SET PROBLEM »
Using the listing below, please gather every line containing the word "Личные".
--- Begin SOURCE DATA ---
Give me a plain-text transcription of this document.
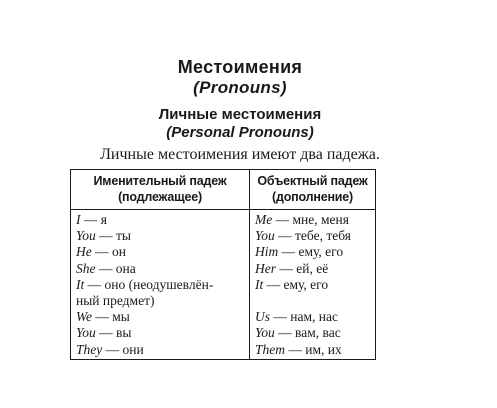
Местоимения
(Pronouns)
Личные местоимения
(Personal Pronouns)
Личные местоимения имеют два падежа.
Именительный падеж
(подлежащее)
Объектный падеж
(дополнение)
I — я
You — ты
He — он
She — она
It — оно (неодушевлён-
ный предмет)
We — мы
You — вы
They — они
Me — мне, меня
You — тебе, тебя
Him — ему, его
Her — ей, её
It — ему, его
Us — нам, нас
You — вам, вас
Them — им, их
--- End SOURCE DATA ---
RIGHT ANSWER »
Личные местоимения
Личные местоимения имеют два падежа.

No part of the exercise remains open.